**DATA FOR THIS EXERCISE**:
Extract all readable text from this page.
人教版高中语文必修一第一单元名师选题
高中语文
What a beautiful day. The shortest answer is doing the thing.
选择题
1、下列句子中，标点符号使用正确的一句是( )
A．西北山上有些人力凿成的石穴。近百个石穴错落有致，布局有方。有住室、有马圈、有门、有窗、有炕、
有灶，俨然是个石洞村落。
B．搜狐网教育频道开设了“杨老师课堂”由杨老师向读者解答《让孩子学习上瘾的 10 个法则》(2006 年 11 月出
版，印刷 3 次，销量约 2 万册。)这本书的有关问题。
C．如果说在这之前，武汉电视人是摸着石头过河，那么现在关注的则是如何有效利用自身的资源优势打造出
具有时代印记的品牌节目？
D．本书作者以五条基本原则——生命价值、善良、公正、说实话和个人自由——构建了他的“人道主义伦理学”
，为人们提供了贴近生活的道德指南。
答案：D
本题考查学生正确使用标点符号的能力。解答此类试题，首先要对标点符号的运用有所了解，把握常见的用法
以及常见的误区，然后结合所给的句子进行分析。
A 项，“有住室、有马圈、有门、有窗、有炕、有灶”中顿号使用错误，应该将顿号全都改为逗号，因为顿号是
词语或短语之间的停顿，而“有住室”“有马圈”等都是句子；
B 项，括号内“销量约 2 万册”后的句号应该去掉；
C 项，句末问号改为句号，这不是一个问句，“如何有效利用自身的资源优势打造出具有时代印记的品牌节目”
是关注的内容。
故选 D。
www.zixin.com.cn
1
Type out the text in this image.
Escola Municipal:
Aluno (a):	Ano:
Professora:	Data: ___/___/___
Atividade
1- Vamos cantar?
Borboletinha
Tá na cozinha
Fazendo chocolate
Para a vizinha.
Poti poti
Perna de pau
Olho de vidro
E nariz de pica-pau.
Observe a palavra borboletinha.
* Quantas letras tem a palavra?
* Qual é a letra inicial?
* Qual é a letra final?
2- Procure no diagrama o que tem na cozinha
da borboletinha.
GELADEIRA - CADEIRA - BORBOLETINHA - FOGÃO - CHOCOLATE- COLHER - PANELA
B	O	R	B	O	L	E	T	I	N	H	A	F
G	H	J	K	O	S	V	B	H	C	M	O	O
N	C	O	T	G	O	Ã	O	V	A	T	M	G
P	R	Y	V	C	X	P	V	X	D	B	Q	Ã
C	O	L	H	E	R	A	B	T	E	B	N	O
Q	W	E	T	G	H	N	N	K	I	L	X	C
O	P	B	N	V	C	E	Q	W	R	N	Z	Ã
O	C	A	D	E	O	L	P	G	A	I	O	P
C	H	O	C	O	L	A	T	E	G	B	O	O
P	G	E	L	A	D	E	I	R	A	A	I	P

**DO THIS**: Extract all of the data shown above and repeat it verbatim.

**THE SOLUTION**:
Extract all readable text from this page.
人教版高中语文必修一第一单元名师选题
高中语文
What a beautiful day. The shortest answer is doing the thing.
选择题
1、下列句子中，标点符号使用正确的一句是( )
A．西北山上有些人力凿成的石穴。近百个石穴错落有致，布局有方。有住室、有马圈、有门、有窗、有炕、
有灶，俨然是个石洞村落。
B．搜狐网教育频道开设了“杨老师课堂”由杨老师向读者解答《让孩子学习上瘾的 10 个法则》(2006 年 11 月出
版，印刷 3 次，销量约 2 万册。)这本书的有关问题。
C．如果说在这之前，武汉电视人是摸着石头过河，那么现在关注的则是如何有效利用自身的资源优势打造出
具有时代印记的品牌节目？
D．本书作者以五条基本原则——生命价值、善良、公正、说实话和个人自由——构建了他的“人道主义伦理学”
，为人们提供了贴近生活的道德指南。
答案：D
本题考查学生正确使用标点符号的能力。解答此类试题，首先要对标点符号的运用有所了解，把握常见的用法
以及常见的误区，然后结合所给的句子进行分析。
A 项，“有住室、有马圈、有门、有窗、有炕、有灶”中顿号使用错误，应该将顿号全都改为逗号，因为顿号是
词语或短语之间的停顿，而“有住室”“有马圈”等都是句子；
B 项，括号内“销量约 2 万册”后的句号应该去掉；
C 项，句末问号改为句号，这不是一个问句，“如何有效利用自身的资源优势打造出具有时代印记的品牌节目”
是关注的内容。
故选 D。
www.zixin.com.cn
1
Type out the text in this image.
Escola Municipal:
Aluno (a):	Ano:
Professora:	Data: ___/___/___
Atividade
1- Vamos cantar?
Borboletinha
Tá na cozinha
Fazendo chocolate
Para a vizinha.
Poti poti
Perna de pau
Olho de vidro
E nariz de pica-pau.
Observe a palavra borboletinha.
* Quantas letras tem a palavra?
* Qual é a letra inicial?
* Qual é a letra final?
2- Procure no diagrama o que tem na cozinha
da borboletinha.
GELADEIRA - CADEIRA - BORBOLETINHA - FOGÃO - CHOCOLATE- COLHER - PANELA
B	O	R	B	O	L	E	T	I	N	H	A	F
G	H	J	K	O	S	V	B	H	C	M	O	O
N	C	O	T	G	O	Ã	O	V	A	T	M	G
P	R	Y	V	C	X	P	V	X	D	B	Q	Ã
C	O	L	H	E	R	A	B	T	E	B	N	O
Q	W	E	T	G	H	N	N	K	I	L	X	C
O	P	B	N	V	C	E	Q	W	R	N	Z	Ã
O	C	A	D	E	O	L	P	G	A	I	O	P
C	H	O	C	O	L	A	T	E	G	B	O	O
P	G	E	L	A	D	E	I	R	A	A	I	P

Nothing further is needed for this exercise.